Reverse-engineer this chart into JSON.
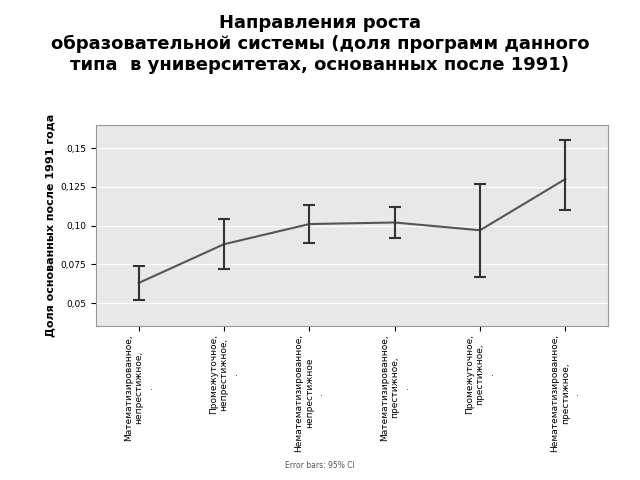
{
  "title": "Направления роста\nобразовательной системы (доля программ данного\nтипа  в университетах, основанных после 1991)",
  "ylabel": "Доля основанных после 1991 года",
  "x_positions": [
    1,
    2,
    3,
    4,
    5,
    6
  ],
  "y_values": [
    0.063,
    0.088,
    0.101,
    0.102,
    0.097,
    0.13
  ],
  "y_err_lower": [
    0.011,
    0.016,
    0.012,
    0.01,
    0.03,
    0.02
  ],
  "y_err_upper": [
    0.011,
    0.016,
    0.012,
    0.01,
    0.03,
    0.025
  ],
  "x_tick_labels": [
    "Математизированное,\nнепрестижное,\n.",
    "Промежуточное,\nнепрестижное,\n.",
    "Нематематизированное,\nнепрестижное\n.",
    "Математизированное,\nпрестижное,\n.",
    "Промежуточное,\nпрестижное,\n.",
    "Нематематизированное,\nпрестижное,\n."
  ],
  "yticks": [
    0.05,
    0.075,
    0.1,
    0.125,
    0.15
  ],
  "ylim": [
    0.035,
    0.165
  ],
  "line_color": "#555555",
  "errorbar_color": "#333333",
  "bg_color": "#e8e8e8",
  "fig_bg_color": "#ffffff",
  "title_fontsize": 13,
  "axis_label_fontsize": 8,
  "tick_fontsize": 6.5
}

# # # # # # #

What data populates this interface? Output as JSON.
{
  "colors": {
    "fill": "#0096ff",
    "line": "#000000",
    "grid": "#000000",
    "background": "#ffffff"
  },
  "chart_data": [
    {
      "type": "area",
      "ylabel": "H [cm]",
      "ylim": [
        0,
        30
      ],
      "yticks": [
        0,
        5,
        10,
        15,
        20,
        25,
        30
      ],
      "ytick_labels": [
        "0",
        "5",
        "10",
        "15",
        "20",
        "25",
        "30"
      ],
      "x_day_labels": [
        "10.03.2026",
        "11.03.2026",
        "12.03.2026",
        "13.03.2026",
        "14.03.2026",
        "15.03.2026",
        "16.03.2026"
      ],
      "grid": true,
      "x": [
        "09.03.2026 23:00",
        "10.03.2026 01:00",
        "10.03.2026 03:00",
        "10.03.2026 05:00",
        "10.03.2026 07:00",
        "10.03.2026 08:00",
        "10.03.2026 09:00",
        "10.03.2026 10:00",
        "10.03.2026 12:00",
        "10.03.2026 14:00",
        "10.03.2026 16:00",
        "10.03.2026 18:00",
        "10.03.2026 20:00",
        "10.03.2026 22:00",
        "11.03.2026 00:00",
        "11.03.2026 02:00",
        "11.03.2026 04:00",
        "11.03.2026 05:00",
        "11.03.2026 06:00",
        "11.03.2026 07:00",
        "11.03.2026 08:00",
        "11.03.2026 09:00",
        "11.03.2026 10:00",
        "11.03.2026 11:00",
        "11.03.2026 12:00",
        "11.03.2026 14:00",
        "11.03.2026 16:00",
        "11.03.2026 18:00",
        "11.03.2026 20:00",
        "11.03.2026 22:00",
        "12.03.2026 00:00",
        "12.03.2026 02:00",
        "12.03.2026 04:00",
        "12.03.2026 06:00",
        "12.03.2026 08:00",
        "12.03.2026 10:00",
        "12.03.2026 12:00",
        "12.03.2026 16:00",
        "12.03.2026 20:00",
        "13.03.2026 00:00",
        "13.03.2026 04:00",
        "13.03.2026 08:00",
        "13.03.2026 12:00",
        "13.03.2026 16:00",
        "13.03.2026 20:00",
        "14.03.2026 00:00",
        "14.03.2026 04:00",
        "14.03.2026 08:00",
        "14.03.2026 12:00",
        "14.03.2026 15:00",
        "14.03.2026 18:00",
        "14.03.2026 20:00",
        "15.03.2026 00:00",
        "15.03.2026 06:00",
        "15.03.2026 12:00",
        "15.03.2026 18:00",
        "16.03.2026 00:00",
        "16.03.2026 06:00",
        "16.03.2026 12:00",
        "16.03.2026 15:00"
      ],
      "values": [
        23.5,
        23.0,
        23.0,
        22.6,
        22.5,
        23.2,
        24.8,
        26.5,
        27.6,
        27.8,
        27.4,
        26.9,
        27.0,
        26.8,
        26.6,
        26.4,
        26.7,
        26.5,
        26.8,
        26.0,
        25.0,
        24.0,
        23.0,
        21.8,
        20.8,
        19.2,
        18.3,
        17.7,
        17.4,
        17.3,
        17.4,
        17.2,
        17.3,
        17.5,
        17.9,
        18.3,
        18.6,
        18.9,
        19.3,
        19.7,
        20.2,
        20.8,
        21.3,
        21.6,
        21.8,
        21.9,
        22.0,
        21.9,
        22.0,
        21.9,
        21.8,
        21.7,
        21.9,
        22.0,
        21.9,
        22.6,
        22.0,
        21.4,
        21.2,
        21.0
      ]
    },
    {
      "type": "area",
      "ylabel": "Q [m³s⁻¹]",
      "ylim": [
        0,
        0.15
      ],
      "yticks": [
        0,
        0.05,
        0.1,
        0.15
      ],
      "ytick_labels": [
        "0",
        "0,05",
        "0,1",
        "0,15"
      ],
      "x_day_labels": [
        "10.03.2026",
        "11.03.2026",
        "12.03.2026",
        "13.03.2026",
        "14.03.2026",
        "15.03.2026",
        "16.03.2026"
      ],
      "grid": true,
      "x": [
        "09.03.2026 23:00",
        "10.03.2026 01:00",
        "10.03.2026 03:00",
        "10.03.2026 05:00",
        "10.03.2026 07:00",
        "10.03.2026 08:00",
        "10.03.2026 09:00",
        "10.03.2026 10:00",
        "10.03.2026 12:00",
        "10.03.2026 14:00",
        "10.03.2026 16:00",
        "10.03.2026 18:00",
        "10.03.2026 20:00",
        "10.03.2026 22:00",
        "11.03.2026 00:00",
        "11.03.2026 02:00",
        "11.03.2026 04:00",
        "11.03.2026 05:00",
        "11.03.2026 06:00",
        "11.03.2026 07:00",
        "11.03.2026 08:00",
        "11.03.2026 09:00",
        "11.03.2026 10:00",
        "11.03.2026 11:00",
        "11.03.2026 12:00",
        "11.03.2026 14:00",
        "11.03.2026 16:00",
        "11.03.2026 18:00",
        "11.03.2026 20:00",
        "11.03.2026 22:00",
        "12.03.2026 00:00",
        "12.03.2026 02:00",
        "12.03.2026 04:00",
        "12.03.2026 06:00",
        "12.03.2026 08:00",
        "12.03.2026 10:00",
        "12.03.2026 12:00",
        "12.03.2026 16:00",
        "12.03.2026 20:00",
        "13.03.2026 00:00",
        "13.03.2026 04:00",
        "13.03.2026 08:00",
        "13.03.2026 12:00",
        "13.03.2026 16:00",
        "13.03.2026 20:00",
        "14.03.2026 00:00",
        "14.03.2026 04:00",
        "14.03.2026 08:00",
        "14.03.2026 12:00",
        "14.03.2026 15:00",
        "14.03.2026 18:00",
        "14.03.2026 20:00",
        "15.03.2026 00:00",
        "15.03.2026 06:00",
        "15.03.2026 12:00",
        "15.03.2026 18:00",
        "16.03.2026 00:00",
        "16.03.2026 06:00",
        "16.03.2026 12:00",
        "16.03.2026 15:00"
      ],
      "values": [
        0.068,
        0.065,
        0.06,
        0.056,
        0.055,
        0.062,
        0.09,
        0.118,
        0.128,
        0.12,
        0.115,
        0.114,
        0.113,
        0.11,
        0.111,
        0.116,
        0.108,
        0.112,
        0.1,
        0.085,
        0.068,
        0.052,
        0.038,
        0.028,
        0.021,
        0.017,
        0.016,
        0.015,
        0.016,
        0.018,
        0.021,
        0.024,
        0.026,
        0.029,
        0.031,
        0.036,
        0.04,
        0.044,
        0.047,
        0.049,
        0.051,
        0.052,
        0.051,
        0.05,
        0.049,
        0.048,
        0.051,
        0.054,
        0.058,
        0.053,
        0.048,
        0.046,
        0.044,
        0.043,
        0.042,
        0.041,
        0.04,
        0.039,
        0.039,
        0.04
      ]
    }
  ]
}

# # # # # # #

DIRECTIONS FOR THIS TASK> Copy every line in the entries above that has the string "ylabel" in it.

IN RESPONSE>
  "ylabel": "Доля основанных после 1991 года",
      "ylabel": "H [cm]",
      "ylabel": "Q [m³s⁻¹]",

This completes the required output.